▼▼▼

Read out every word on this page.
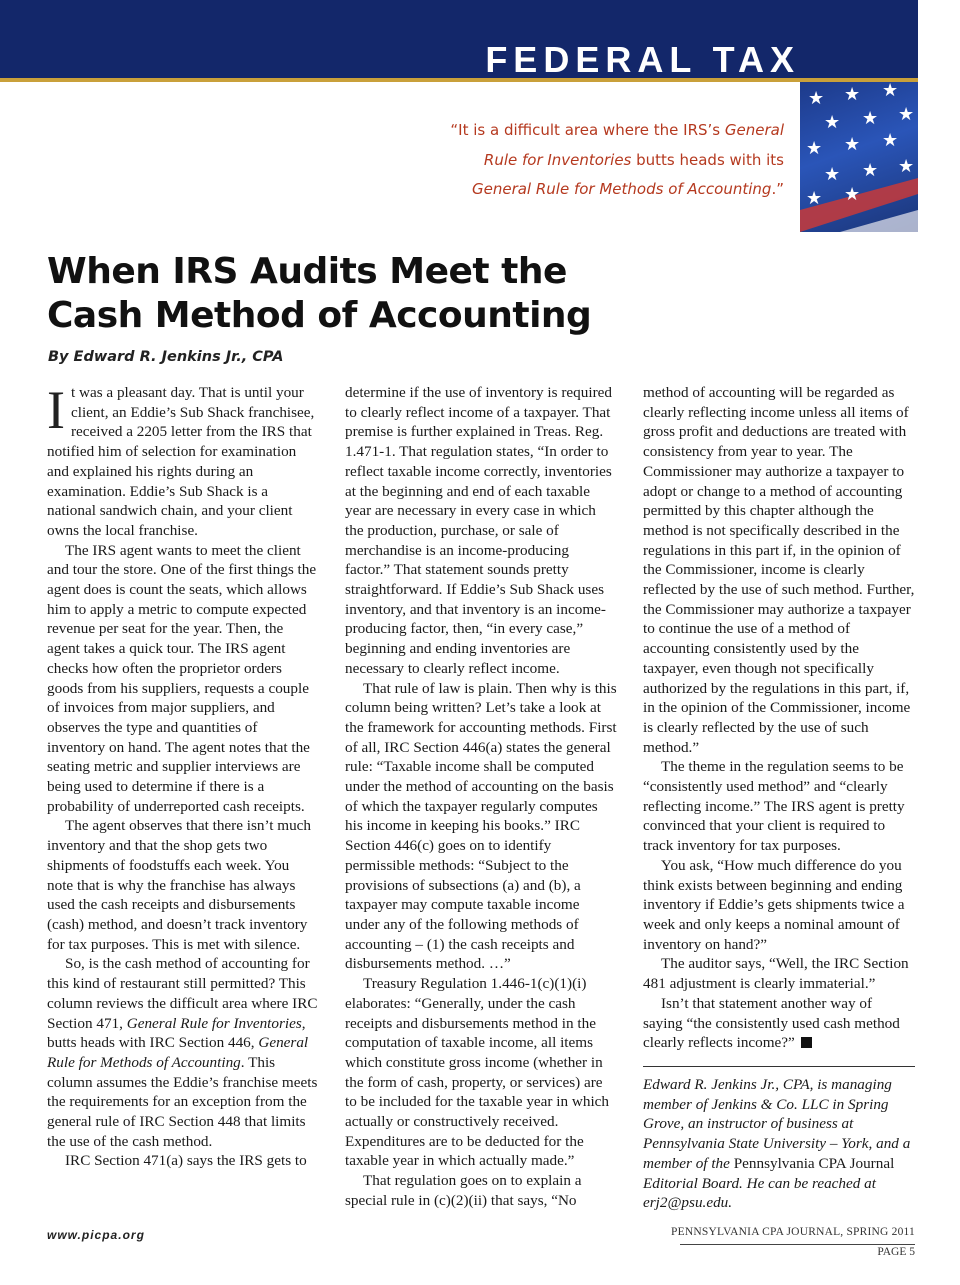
FEDERAL TAX
★ ★ ★
★ ★ ★
★ ★ ★
★ ★ ★
★ ★
“It is a difficult area where the IRS’s General
Rule for Inventories butts heads with its
General Rule for Methods of Accounting.”
When IRS Audits Meet the Cash Method of Accounting
By Edward R. Jenkins Jr., CPA

It was a pleasant day. That is until your client, an Eddie’s Sub Shack franchisee, received a 2205 letter from the IRS that notified him of selection for examination and explained his rights during an examination. Eddie’s Sub Shack is a national sandwich chain, and your client owns the local franchise.

The IRS agent wants to meet the client and tour the store. One of the first things the agent does is count the seats, which allows him to apply a metric to compute expected revenue per seat for the year. Then, the agent takes a quick tour. The IRS agent checks how often the proprietor orders goods from his suppliers, requests a couple of invoices from major suppliers, and observes the type and quantities of inventory on hand. The agent notes that the seating metric and supplier interviews are being used to determine if there is a probability of underreported cash receipts.

The agent observes that there isn’t much inventory and that the shop gets two shipments of foodstuffs each week. You note that is why the franchise has always used the cash receipts and disbursements (cash) method, and doesn’t track inventory for tax purposes. This is met with silence.

So, is the cash method of accounting for this kind of restaurant still permitted? This column reviews the difficult area where IRC Section 471, General Rule for Inventories, butts heads with IRC Section 446, General Rule for Methods of Accounting. This column assumes the Eddie’s franchise meets the requirements for an exception from the general rule of IRC Section 448 that limits the use of the cash method.

IRC Section 471(a) says the IRS gets to

determine if the use of inventory is required to clearly reflect income of a taxpayer. That premise is further explained in Treas. Reg. 1.471-1. That regulation states, “In order to reflect taxable income correctly, inventories at the beginning and end of each taxable year are necessary in every case in which the production, purchase, or sale of merchandise is an income-producing factor.” That statement sounds pretty straightforward. If Eddie’s Sub Shack uses inventory, and that inventory is an income-producing factor, then, “in every case,” beginning and ending inventories are necessary to clearly reflect income.

That rule of law is plain. Then why is this column being written? Let’s take a look at the framework for accounting methods. First of all, IRC Section 446(a) states the general rule: “Taxable income shall be computed under the method of accounting on the basis of which the taxpayer regularly computes his income in keeping his books.” IRC Section 446(c) goes on to identify permissible methods: “Subject to the provisions of subsections (a) and (b), a taxpayer may compute taxable income under any of the following methods of accounting – (1) the cash receipts and disbursements method. …”

Treasury Regulation 1.446-1(c)(1)(i) elaborates: “Generally, under the cash receipts and disbursements method in the computation of taxable income, all items which constitute gross income (whether in the form of cash, property, or services) are to be included for the taxable year in which actually or constructively received. Expenditures are to be deducted for the taxable year in which actually made.”

That regulation goes on to explain a special rule in (c)(2)(ii) that says, “No

method of accounting will be regarded as clearly reflecting income unless all items of gross profit and deductions are treated with consistency from year to year. The Commissioner may authorize a taxpayer to adopt or change to a method of accounting permitted by this chapter although the method is not specifically described in the regulations in this part if, in the opinion of the Commissioner, income is clearly reflected by the use of such method. Further, the Commissioner may authorize a taxpayer to continue the use of a method of accounting consistently used by the taxpayer, even though not specifically authorized by the regulations in this part, if, in the opinion of the Commissioner, income is clearly reflected by the use of such method.”

The theme in the regulation seems to be “consistently used method” and “clearly reflecting income.” The IRS agent is pretty convinced that your client is required to track inventory for tax purposes.

You ask, “How much difference do you think exists between beginning and ending inventory if Eddie’s gets shipments twice a week and only keeps a nominal amount of inventory on hand?”

The auditor says, “Well, the IRC Section 481 adjustment is clearly immaterial.”

Isn’t that statement another way of saying “the consistently used cash method clearly reflects income?”

Edward R. Jenkins Jr., CPA, is managing member of Jenkins & Co. LLC in Spring Grove, an instructor of business at Pennsylvania State University – York, and a member of the Pennsylvania CPA Journal Editorial Board. He can be reached at erj2@psu.edu.
www.picpa.org	PENNSYLVANIA CPA JOURNAL, SPRING 2011
PAGE 5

▲▲▲

Exactly as written, return every line of the listing, but not the pictures.

Read out every word on this page.
FEDERAL TAX
★ ★ ★
★ ★ ★
★ ★ ★
★ ★ ★
★ ★
“It is a difficult area where the IRS’s General
Rule for Inventories butts heads with its
General Rule for Methods of Accounting.”
When IRS Audits Meet the Cash Method of Accounting
By Edward R. Jenkins Jr., CPA

It was a pleasant day. That is until your client, an Eddie’s Sub Shack franchisee, received a 2205 letter from the IRS that notified him of selection for examination and explained his rights during an examination. Eddie’s Sub Shack is a national sandwich chain, and your client owns the local franchise.

The IRS agent wants to meet the client and tour the store. One of the first things the agent does is count the seats, which allows him to apply a metric to compute expected revenue per seat for the year. Then, the agent takes a quick tour. The IRS agent checks how often the proprietor orders goods from his suppliers, requests a couple of invoices from major suppliers, and observes the type and quantities of inventory on hand. The agent notes that the seating metric and supplier interviews are being used to determine if there is a probability of underreported cash receipts.

The agent observes that there isn’t much inventory and that the shop gets two shipments of foodstuffs each week. You note that is why the franchise has always used the cash receipts and disbursements (cash) method, and doesn’t track inventory for tax purposes. This is met with silence.

So, is the cash method of accounting for this kind of restaurant still permitted? This column reviews the difficult area where IRC Section 471, General Rule for Inventories, butts heads with IRC Section 446, General Rule for Methods of Accounting. This column assumes the Eddie’s franchise meets the requirements for an exception from the general rule of IRC Section 448 that limits the use of the cash method.

IRC Section 471(a) says the IRS gets to

determine if the use of inventory is required to clearly reflect income of a taxpayer. That premise is further explained in Treas. Reg. 1.471-1. That regulation states, “In order to reflect taxable income correctly, inventories at the beginning and end of each taxable year are necessary in every case in which the production, purchase, or sale of merchandise is an income-producing factor.” That statement sounds pretty straightforward. If Eddie’s Sub Shack uses inventory, and that inventory is an income-producing factor, then, “in every case,” beginning and ending inventories are necessary to clearly reflect income.

That rule of law is plain. Then why is this column being written? Let’s take a look at the framework for accounting methods. First of all, IRC Section 446(a) states the general rule: “Taxable income shall be computed under the method of accounting on the basis of which the taxpayer regularly computes his income in keeping his books.” IRC Section 446(c) goes on to identify permissible methods: “Subject to the provisions of subsections (a) and (b), a taxpayer may compute taxable income under any of the following methods of accounting – (1) the cash receipts and disbursements method. …”

Treasury Regulation 1.446-1(c)(1)(i) elaborates: “Generally, under the cash receipts and disbursements method in the computation of taxable income, all items which constitute gross income (whether in the form of cash, property, or services) are to be included for the taxable year in which actually or constructively received. Expenditures are to be deducted for the taxable year in which actually made.”

That regulation goes on to explain a special rule in (c)(2)(ii) that says, “No

method of accounting will be regarded as clearly reflecting income unless all items of gross profit and deductions are treated with consistency from year to year. The Commissioner may authorize a taxpayer to adopt or change to a method of accounting permitted by this chapter although the method is not specifically described in the regulations in this part if, in the opinion of the Commissioner, income is clearly reflected by the use of such method. Further, the Commissioner may authorize a taxpayer to continue the use of a method of accounting consistently used by the taxpayer, even though not specifically authorized by the regulations in this part, if, in the opinion of the Commissioner, income is clearly reflected by the use of such method.”

The theme in the regulation seems to be “consistently used method” and “clearly reflecting income.” The IRS agent is pretty convinced that your client is required to track inventory for tax purposes.

You ask, “How much difference do you think exists between beginning and ending inventory if Eddie’s gets shipments twice a week and only keeps a nominal amount of inventory on hand?”

The auditor says, “Well, the IRC Section 481 adjustment is clearly immaterial.”

Isn’t that statement another way of saying “the consistently used cash method clearly reflects income?”

Edward R. Jenkins Jr., CPA, is managing member of Jenkins & Co. LLC in Spring Grove, an instructor of business at Pennsylvania State University – York, and a member of the Pennsylvania CPA Journal Editorial Board. He can be reached at erj2@psu.edu.
www.picpa.org	PENNSYLVANIA CPA JOURNAL, SPRING 2011
PAGE 5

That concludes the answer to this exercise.